Dataset entries on figures:
═══
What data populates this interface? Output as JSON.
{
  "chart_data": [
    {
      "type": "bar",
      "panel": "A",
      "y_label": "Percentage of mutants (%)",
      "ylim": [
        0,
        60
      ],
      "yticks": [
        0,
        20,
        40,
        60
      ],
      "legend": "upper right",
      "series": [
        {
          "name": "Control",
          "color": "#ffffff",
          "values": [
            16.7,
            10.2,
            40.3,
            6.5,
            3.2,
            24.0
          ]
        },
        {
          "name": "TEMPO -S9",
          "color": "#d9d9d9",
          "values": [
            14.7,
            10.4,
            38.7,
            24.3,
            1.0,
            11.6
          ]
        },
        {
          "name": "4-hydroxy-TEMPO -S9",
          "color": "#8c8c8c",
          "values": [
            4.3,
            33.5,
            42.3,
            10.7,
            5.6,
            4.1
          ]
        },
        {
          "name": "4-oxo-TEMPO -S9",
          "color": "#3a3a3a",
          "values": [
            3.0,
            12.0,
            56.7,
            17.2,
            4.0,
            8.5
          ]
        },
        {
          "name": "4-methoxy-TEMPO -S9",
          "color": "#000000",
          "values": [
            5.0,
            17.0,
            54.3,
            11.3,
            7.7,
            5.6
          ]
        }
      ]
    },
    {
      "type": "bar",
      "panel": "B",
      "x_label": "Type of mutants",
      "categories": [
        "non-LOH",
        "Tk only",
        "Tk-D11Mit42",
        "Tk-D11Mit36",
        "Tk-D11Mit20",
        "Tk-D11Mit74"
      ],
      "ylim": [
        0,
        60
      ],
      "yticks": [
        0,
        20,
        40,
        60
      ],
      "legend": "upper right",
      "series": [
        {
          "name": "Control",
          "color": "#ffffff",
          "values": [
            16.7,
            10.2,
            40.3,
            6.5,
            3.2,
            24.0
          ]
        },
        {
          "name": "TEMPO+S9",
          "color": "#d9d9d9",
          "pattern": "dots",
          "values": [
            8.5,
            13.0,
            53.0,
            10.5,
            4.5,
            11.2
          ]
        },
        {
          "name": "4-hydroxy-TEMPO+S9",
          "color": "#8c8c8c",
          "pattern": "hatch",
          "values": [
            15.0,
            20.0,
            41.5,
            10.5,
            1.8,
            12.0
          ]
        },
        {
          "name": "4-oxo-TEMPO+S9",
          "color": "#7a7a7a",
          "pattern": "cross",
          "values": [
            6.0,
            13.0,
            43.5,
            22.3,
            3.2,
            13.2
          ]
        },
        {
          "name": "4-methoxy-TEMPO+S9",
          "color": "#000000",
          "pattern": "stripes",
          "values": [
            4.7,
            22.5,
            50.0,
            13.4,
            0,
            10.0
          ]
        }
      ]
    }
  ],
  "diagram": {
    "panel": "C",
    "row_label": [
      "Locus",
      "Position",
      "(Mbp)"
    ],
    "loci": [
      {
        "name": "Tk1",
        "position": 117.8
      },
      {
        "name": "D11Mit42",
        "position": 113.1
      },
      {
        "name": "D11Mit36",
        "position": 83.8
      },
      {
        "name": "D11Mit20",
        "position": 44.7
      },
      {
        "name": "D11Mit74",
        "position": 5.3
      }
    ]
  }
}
═══
■ **PROBLEM TO SOLVE**
The entries above must be returned exactly.

■ **SOLUTION TO THIS TASK**
What data populates this interface? Output as JSON.
{
  "chart_data": [
    {
      "type": "bar",
      "panel": "A",
      "y_label": "Percentage of mutants (%)",
      "ylim": [
        0,
        60
      ],
      "yticks": [
        0,
        20,
        40,
        60
      ],
      "legend": "upper right",
      "series": [
        {
          "name": "Control",
          "color": "#ffffff",
          "values": [
            16.7,
            10.2,
            40.3,
            6.5,
            3.2,
            24.0
          ]
        },
        {
          "name": "TEMPO -S9",
          "color": "#d9d9d9",
          "values": [
            14.7,
            10.4,
            38.7,
            24.3,
            1.0,
            11.6
          ]
        },
        {
          "name": "4-hydroxy-TEMPO -S9",
          "color": "#8c8c8c",
          "values": [
            4.3,
            33.5,
            42.3,
            10.7,
            5.6,
            4.1
          ]
        },
        {
          "name": "4-oxo-TEMPO -S9",
          "color": "#3a3a3a",
          "values": [
            3.0,
            12.0,
            56.7,
            17.2,
            4.0,
            8.5
          ]
        },
        {
          "name": "4-methoxy-TEMPO -S9",
          "color": "#000000",
          "values": [
            5.0,
            17.0,
            54.3,
            11.3,
            7.7,
            5.6
          ]
        }
      ]
    },
    {
      "type": "bar",
      "panel": "B",
      "x_label": "Type of mutants",
      "categories": [
        "non-LOH",
        "Tk only",
        "Tk-D11Mit42",
        "Tk-D11Mit36",
        "Tk-D11Mit20",
        "Tk-D11Mit74"
      ],
      "ylim": [
        0,
        60
      ],
      "yticks": [
        0,
        20,
        40,
        60
      ],
      "legend": "upper right",
      "series": [
        {
          "name": "Control",
          "color": "#ffffff",
          "values": [
            16.7,
            10.2,
            40.3,
            6.5,
            3.2,
            24.0
          ]
        },
        {
          "name": "TEMPO+S9",
          "color": "#d9d9d9",
          "pattern": "dots",
          "values": [
            8.5,
            13.0,
            53.0,
            10.5,
            4.5,
            11.2
          ]
        },
        {
          "name": "4-hydroxy-TEMPO+S9",
          "color": "#8c8c8c",
          "pattern": "hatch",
          "values": [
            15.0,
            20.0,
            41.5,
            10.5,
            1.8,
            12.0
          ]
        },
        {
          "name": "4-oxo-TEMPO+S9",
          "color": "#7a7a7a",
          "pattern": "cross",
          "values": [
            6.0,
            13.0,
            43.5,
            22.3,
            3.2,
            13.2
          ]
        },
        {
          "name": "4-methoxy-TEMPO+S9",
          "color": "#000000",
          "pattern": "stripes",
          "values": [
            4.7,
            22.5,
            50.0,
            13.4,
            0,
            10.0
          ]
        }
      ]
    }
  ],
  "diagram": {
    "panel": "C",
    "row_label": [
      "Locus",
      "Position",
      "(Mbp)"
    ],
    "loci": [
      {
        "name": "Tk1",
        "position": 117.8
      },
      {
        "name": "D11Mit42",
        "position": 113.1
      },
      {
        "name": "D11Mit36",
        "position": 83.8
      },
      {
        "name": "D11Mit20",
        "position": 44.7
      },
      {
        "name": "D11Mit74",
        "position": 5.3
      }
    ]
  }
}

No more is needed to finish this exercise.